◆ **Goal of the exercise**:
Report the number of lines in the entries below that include the word "сельского", and nothing else.

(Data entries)
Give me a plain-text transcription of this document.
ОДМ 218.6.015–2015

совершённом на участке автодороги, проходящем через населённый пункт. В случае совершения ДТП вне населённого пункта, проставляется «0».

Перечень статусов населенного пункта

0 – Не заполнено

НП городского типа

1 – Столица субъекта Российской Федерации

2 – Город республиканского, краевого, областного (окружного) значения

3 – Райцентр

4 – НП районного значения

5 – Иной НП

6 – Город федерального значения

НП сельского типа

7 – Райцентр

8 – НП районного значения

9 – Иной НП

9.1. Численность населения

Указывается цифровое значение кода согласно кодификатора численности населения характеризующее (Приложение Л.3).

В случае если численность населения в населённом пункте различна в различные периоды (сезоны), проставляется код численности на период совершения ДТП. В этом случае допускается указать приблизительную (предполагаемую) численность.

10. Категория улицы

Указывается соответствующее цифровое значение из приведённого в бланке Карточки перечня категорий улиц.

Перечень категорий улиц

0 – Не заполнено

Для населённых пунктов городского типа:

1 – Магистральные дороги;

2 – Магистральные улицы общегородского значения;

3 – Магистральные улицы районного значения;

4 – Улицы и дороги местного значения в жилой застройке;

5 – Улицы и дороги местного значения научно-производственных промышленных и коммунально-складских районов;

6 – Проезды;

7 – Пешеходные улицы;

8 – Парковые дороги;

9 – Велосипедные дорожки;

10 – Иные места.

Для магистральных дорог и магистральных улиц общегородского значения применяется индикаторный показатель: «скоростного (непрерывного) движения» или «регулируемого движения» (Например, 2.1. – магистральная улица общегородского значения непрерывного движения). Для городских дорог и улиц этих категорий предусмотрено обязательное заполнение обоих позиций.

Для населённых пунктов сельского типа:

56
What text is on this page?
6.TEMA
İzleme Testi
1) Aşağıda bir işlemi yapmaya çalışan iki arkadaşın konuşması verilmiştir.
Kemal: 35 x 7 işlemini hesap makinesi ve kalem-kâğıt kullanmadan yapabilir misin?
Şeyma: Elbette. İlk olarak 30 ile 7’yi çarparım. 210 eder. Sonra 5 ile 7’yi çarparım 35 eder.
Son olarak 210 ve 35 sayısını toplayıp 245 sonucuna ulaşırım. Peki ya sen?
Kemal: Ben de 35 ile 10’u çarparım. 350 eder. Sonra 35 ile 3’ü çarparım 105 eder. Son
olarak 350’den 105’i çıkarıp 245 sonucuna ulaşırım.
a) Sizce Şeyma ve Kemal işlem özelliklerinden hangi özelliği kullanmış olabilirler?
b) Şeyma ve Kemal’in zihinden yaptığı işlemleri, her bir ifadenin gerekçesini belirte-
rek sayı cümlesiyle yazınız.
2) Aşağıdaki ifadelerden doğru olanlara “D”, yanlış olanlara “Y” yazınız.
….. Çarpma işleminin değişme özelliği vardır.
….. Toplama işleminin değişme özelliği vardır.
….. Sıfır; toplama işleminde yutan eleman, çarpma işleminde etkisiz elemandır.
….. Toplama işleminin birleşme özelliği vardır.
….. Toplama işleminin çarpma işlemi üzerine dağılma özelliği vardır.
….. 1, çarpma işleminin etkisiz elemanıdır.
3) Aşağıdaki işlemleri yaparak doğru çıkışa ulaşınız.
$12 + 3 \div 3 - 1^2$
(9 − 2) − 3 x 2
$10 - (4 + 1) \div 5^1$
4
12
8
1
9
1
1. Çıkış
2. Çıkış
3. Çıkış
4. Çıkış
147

◆ **Solved exercise**:
2